Task directions: From the data that follows, report how many lines hold the string "style", giving only the number.

Record extracts:
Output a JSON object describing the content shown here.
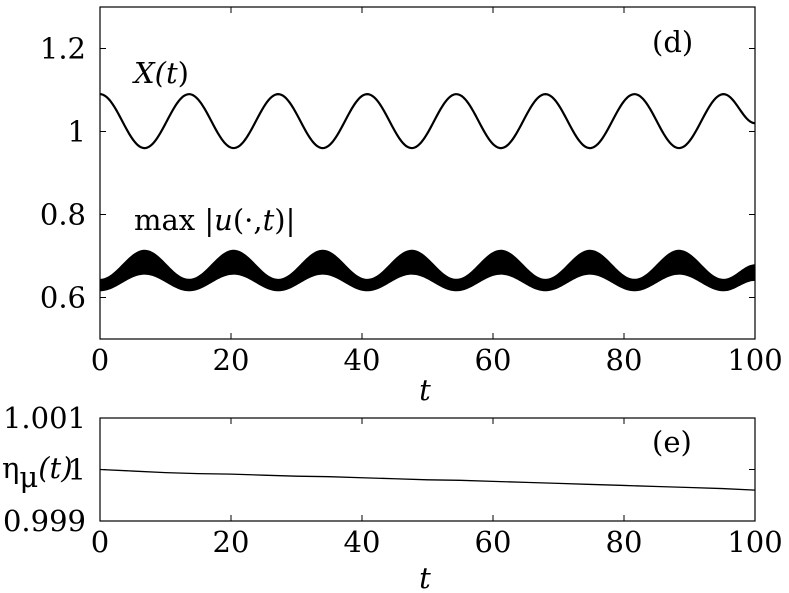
{
  "chart_data": [
    {
      "type": "line",
      "panel_label": "(d)",
      "xlabel": "t",
      "ylabel": "",
      "xlim": [
        0,
        100
      ],
      "ylim": [
        0.5,
        1.3
      ],
      "xticks": [
        0,
        20,
        40,
        60,
        80,
        100
      ],
      "yticks": [
        0.6,
        0.8,
        1,
        1.2
      ],
      "ytick_labels": [
        "0.6",
        "0.8",
        "1",
        "1.2"
      ],
      "grid": false,
      "series": [
        {
          "name": "X(t)",
          "annotation": {
            "pre": "X(",
            "var": "t",
            "post": ")"
          },
          "style": "thin oscillating line",
          "x": [
            0,
            6.8,
            13.6,
            20.4,
            27.2,
            34.0,
            40.8,
            47.6,
            54.4,
            61.2,
            68.0,
            74.8,
            81.6,
            88.4,
            95.2,
            100
          ],
          "y": [
            1.09,
            0.96,
            1.09,
            0.96,
            1.09,
            0.96,
            1.09,
            0.96,
            1.09,
            0.96,
            1.09,
            0.96,
            1.09,
            0.96,
            1.09,
            1.02
          ]
        },
        {
          "name": "max |u(·,t)|",
          "annotation": {
            "pre": "max |",
            "var": "u",
            "post": "(·,",
            "var2": "t",
            "post2": ")|"
          },
          "style": "thick band with fast oscillation",
          "x": [
            0,
            6.8,
            13.6,
            20.4,
            27.2,
            34.0,
            40.8,
            47.6,
            54.4,
            61.2,
            68.0,
            74.8,
            81.6,
            88.4,
            95.2,
            100
          ],
          "lower": [
            0.615,
            0.655,
            0.615,
            0.655,
            0.615,
            0.655,
            0.615,
            0.655,
            0.615,
            0.655,
            0.615,
            0.655,
            0.615,
            0.655,
            0.615,
            0.64
          ],
          "upper": [
            0.645,
            0.715,
            0.645,
            0.715,
            0.645,
            0.715,
            0.645,
            0.715,
            0.645,
            0.715,
            0.645,
            0.715,
            0.645,
            0.715,
            0.645,
            0.68
          ]
        }
      ]
    },
    {
      "type": "line",
      "panel_label": "(e)",
      "xlabel": "t",
      "ylabel_main": "η",
      "ylabel_sub": "μ",
      "ylabel_arg": "(t)",
      "xlim": [
        0,
        100
      ],
      "ylim": [
        0.999,
        1.001
      ],
      "xticks": [
        0,
        20,
        40,
        60,
        80,
        100
      ],
      "yticks": [
        0.999,
        1,
        1.001
      ],
      "ytick_labels": [
        "0.999",
        "1",
        "1.001"
      ],
      "grid": false,
      "series": [
        {
          "x": [
            0,
            5,
            10,
            15,
            20,
            25,
            30,
            35,
            40,
            45,
            50,
            55,
            60,
            65,
            70,
            75,
            80,
            85,
            90,
            95,
            100
          ],
          "y": [
            1.0,
            0.99997,
            0.99994,
            0.99992,
            0.99991,
            0.99989,
            0.99987,
            0.99986,
            0.99984,
            0.99982,
            0.9998,
            0.99979,
            0.99977,
            0.99975,
            0.99973,
            0.99971,
            0.99969,
            0.99967,
            0.99965,
            0.99963,
            0.9996
          ]
        }
      ]
    }
  ]
}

Solution to the problem: 2